* **Written instruction**: Check each line of the material below for "time", then copy the ones that contain it.

--- Begin Raw records ---

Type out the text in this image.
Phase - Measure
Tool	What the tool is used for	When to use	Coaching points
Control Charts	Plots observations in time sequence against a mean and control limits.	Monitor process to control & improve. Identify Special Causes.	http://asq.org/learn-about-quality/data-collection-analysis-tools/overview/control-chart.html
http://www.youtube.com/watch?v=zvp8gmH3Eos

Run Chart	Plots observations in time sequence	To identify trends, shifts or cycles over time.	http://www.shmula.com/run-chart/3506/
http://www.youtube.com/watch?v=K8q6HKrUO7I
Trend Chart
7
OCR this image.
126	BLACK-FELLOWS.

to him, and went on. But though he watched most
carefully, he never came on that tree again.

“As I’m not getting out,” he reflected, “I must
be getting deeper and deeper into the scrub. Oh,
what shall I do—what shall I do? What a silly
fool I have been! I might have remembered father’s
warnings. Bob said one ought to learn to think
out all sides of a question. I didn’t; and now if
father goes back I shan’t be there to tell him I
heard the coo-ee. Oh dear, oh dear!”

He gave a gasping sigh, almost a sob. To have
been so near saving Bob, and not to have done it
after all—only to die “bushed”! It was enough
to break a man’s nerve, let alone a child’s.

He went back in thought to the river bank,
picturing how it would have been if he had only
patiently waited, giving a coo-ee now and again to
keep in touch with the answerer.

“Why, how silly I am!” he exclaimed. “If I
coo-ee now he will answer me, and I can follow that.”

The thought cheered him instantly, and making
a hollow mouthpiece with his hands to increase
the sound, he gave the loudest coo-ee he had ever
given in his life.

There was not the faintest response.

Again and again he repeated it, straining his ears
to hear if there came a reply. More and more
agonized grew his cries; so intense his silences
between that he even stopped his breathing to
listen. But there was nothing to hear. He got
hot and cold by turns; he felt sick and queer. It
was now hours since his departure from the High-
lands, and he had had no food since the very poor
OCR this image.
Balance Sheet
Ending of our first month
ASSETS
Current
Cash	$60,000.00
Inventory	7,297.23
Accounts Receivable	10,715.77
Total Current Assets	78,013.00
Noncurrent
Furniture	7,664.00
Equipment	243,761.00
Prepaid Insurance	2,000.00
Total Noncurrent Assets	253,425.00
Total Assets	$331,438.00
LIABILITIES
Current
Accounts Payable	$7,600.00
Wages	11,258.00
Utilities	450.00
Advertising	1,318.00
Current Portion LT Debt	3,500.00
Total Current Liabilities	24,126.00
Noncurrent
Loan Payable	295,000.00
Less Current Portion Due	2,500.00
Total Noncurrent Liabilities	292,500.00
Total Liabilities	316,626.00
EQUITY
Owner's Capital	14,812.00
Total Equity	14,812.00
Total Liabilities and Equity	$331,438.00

--- End Raw records ---

* **Answer in full**:
Control Charts	Plots observations in time sequence against a mean and control limits.	Monitor process to control & improve. Identify Special Causes.	http://asq.org/learn-about-quality/data-collection-analysis-tools/overview/control-chart.html
Run Chart	Plots observations in time sequence	To identify trends, shifts or cycles over time.	http://www.shmula.com/run-chart/3506/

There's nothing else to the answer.